Dataset excerpts:
□ □ □ □ □ □ □
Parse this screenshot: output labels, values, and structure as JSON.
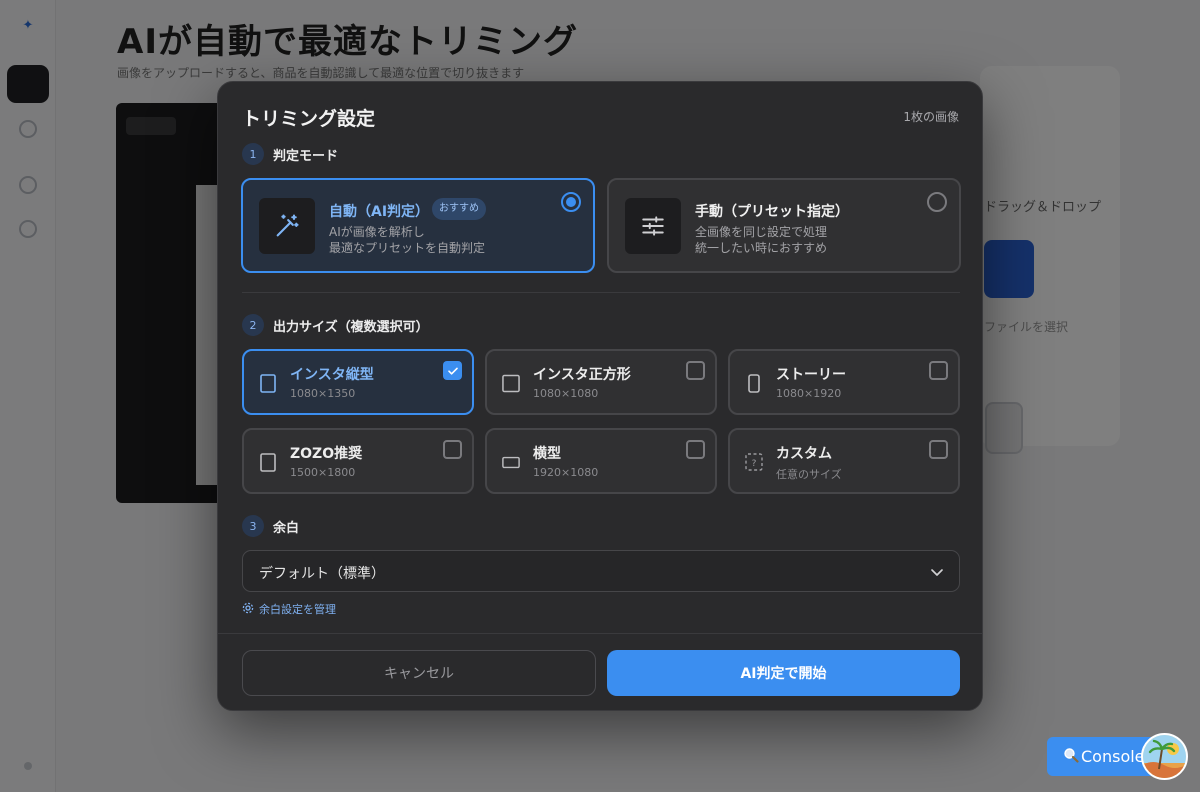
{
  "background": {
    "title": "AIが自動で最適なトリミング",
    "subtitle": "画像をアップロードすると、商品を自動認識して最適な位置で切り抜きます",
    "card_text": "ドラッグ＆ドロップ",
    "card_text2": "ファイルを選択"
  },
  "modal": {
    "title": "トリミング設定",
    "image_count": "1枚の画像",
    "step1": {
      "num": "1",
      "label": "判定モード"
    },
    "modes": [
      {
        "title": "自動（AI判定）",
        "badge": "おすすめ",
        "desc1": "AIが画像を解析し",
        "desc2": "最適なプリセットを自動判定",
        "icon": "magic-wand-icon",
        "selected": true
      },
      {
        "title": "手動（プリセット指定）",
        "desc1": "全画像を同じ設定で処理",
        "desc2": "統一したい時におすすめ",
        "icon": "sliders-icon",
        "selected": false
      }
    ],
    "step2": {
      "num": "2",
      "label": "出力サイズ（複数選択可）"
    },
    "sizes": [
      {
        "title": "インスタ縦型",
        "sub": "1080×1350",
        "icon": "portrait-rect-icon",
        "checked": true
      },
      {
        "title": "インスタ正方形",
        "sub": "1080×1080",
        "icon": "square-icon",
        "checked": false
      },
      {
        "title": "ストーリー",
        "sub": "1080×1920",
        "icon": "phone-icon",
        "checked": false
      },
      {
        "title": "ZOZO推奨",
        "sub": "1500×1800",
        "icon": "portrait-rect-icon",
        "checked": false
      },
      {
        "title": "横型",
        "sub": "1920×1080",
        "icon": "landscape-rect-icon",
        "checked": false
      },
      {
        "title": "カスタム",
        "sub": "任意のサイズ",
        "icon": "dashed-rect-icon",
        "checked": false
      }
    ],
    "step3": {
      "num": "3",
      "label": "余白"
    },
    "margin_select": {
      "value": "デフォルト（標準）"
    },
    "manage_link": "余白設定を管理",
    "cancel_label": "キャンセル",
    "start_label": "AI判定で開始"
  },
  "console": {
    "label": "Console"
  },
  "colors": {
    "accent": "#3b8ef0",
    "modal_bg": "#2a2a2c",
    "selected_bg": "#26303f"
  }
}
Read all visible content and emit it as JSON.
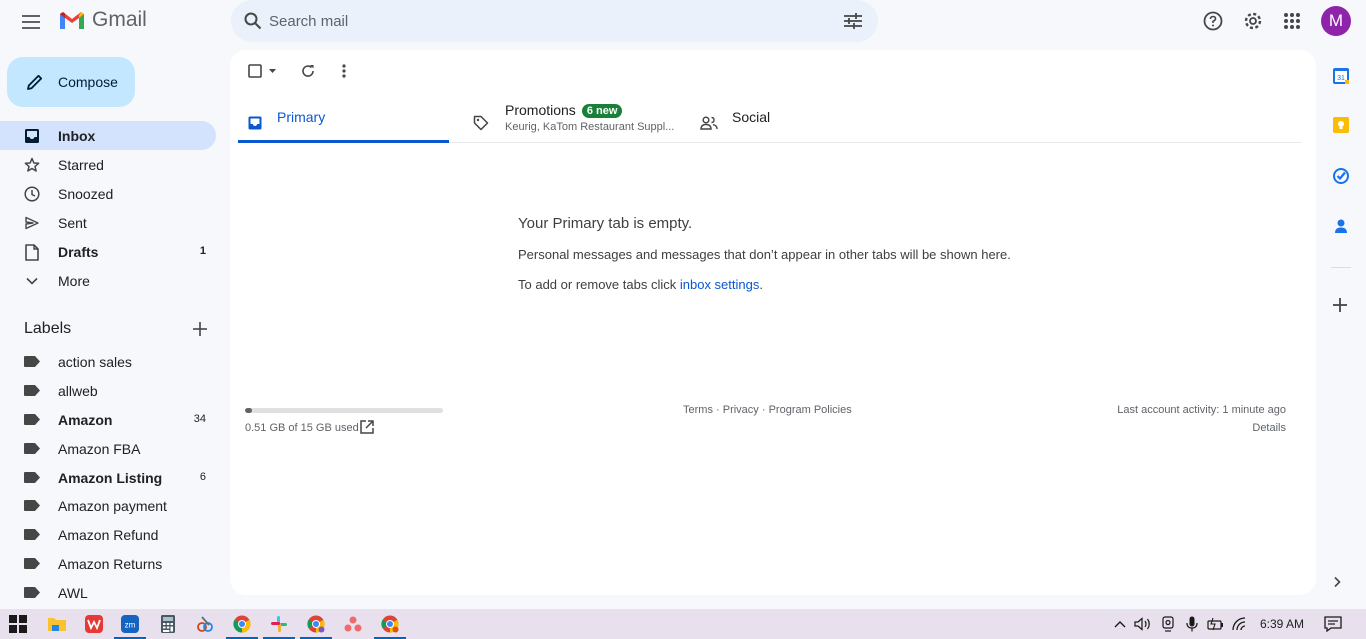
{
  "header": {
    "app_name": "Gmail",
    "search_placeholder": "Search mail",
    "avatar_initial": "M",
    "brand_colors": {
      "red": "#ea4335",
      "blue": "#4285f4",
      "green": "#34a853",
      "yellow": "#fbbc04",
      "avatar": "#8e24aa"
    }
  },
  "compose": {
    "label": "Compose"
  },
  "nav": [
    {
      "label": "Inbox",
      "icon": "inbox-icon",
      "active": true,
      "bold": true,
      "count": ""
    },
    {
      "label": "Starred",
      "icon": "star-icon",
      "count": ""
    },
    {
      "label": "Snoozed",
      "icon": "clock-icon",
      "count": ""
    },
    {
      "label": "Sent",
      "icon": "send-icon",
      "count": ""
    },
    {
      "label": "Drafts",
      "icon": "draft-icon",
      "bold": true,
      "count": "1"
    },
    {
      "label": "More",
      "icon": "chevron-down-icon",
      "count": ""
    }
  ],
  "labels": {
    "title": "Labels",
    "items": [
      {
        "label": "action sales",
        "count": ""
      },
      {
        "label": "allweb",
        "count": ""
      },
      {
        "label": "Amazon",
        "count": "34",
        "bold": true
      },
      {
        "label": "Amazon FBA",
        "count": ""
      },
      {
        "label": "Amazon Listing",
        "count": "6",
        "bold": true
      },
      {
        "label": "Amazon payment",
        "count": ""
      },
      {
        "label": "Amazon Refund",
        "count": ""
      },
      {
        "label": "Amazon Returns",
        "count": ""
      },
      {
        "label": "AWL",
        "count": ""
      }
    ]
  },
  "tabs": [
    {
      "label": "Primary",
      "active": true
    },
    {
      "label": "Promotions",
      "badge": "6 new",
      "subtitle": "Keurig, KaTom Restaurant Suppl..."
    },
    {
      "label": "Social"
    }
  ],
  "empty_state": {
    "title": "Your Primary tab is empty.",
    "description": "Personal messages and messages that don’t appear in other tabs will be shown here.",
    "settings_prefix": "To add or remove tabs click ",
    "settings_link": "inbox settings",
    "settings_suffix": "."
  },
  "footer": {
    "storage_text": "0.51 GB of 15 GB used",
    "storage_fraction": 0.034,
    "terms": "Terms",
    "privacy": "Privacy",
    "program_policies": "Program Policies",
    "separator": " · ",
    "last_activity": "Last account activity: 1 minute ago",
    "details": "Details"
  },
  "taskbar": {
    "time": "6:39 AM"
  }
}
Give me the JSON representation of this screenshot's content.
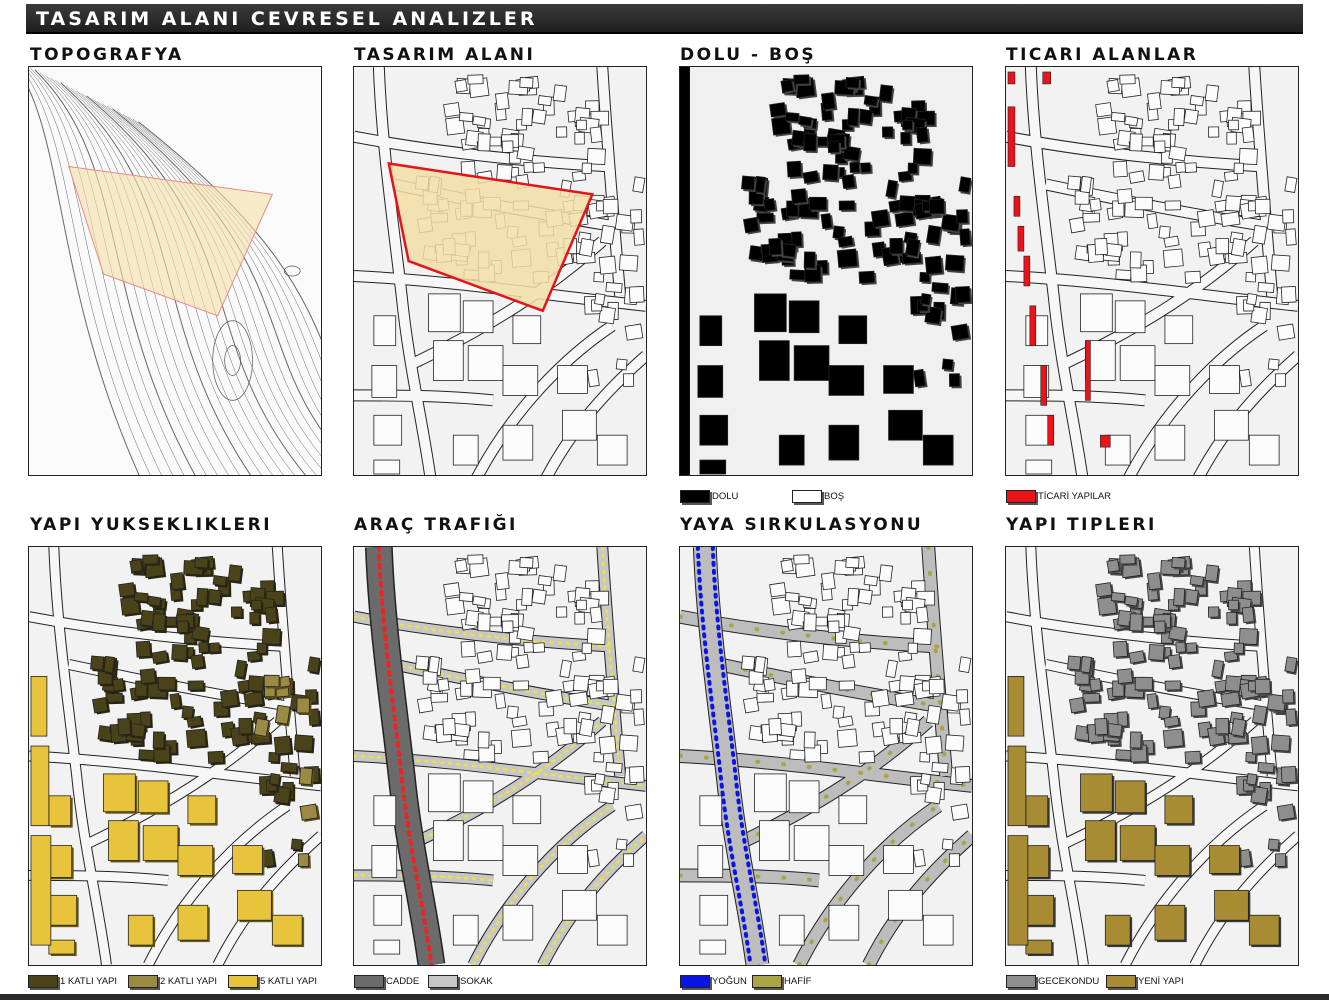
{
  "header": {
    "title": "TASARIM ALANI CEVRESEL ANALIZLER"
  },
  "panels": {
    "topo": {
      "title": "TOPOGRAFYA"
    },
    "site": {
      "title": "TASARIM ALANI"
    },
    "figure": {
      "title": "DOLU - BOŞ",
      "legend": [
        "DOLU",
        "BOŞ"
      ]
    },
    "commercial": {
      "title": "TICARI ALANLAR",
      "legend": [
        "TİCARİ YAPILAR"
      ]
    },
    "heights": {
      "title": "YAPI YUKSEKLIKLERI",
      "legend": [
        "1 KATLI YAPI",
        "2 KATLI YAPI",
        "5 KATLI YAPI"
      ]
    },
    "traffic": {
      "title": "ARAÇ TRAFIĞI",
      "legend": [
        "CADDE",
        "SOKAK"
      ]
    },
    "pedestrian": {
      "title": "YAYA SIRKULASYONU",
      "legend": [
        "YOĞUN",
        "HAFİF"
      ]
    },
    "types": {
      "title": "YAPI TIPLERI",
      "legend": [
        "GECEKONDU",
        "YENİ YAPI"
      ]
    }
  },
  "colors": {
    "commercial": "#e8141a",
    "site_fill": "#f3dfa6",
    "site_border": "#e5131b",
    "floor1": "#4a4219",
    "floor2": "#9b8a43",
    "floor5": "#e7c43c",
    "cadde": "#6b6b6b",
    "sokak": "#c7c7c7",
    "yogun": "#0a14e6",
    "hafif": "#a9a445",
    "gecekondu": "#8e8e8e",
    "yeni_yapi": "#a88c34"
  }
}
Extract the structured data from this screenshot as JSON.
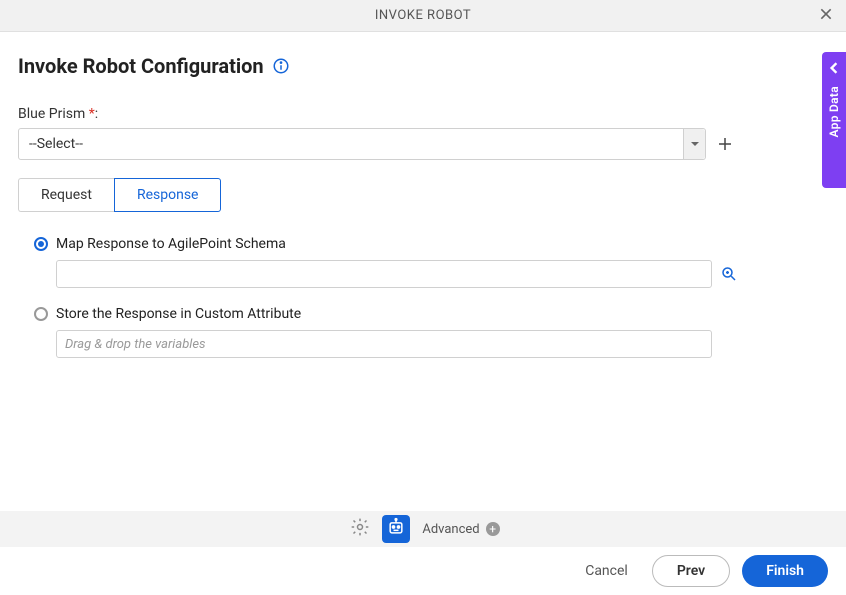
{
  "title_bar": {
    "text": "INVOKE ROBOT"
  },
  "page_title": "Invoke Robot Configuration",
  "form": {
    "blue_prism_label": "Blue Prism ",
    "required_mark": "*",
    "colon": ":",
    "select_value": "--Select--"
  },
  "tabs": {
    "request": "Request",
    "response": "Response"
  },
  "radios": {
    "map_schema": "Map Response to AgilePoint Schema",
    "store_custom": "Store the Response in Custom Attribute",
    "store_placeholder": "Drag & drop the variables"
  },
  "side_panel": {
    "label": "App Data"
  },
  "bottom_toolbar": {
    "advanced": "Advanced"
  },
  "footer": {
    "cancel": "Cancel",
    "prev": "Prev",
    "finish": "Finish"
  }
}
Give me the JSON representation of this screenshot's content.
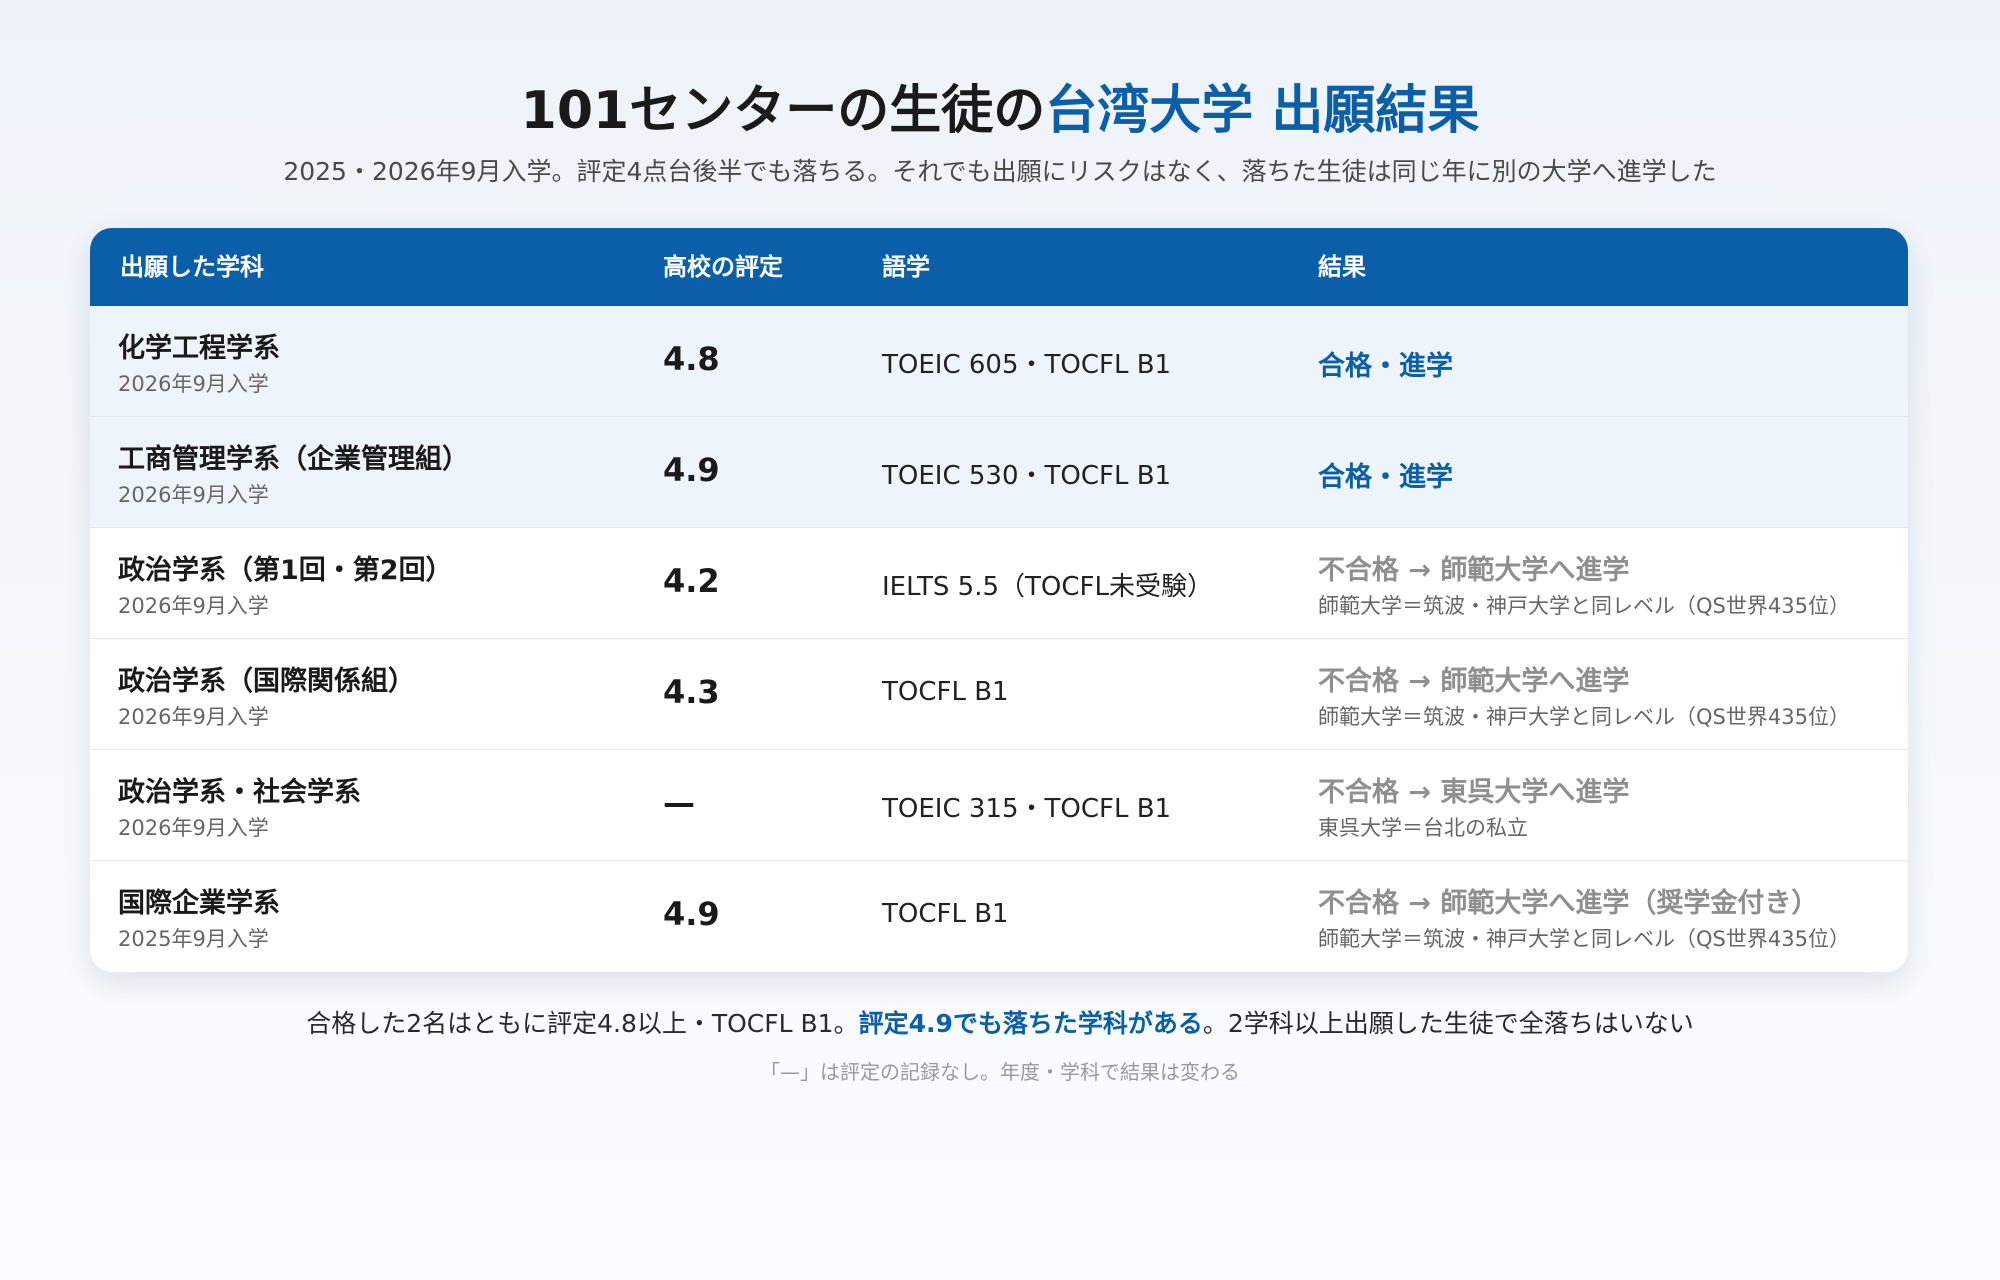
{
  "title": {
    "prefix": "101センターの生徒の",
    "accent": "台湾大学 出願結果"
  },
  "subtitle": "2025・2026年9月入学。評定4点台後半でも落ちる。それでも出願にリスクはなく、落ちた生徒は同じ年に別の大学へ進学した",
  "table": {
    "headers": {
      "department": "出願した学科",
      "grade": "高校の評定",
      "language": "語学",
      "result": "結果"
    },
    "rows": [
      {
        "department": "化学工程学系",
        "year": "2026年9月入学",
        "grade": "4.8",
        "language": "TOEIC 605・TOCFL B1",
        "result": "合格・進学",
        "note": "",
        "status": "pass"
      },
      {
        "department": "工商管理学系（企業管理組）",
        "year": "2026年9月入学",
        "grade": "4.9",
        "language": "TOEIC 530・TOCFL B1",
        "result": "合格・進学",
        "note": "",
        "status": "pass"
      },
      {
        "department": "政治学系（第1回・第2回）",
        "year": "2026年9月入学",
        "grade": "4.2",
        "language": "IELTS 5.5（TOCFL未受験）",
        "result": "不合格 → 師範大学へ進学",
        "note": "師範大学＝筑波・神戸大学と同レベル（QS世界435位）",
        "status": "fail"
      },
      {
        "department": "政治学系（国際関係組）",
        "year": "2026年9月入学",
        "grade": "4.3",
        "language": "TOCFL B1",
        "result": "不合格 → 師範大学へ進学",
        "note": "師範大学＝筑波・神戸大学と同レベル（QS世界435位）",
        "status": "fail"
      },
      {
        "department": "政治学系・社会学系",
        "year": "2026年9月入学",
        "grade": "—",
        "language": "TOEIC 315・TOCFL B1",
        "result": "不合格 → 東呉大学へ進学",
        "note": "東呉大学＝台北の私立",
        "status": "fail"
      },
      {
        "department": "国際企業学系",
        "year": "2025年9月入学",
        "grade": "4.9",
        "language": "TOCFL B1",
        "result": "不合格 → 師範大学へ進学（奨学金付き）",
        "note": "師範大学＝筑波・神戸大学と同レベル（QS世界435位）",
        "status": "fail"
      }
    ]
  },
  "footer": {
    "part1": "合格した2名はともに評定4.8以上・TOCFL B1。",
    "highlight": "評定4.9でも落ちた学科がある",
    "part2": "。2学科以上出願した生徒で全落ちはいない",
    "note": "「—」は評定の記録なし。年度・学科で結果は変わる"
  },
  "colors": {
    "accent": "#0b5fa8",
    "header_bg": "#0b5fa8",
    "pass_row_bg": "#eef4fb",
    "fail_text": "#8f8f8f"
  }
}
□ □ □ □ □ □ □
SET EXERCISE - Scan the lines for the string "ALANI". Pick out every line that has it.

ANSWER TO THE PROBLEM -
    "title": "TASARIM ALANI CEVRESEL ANALIZLER"
      "title": "TASARIM ALANI"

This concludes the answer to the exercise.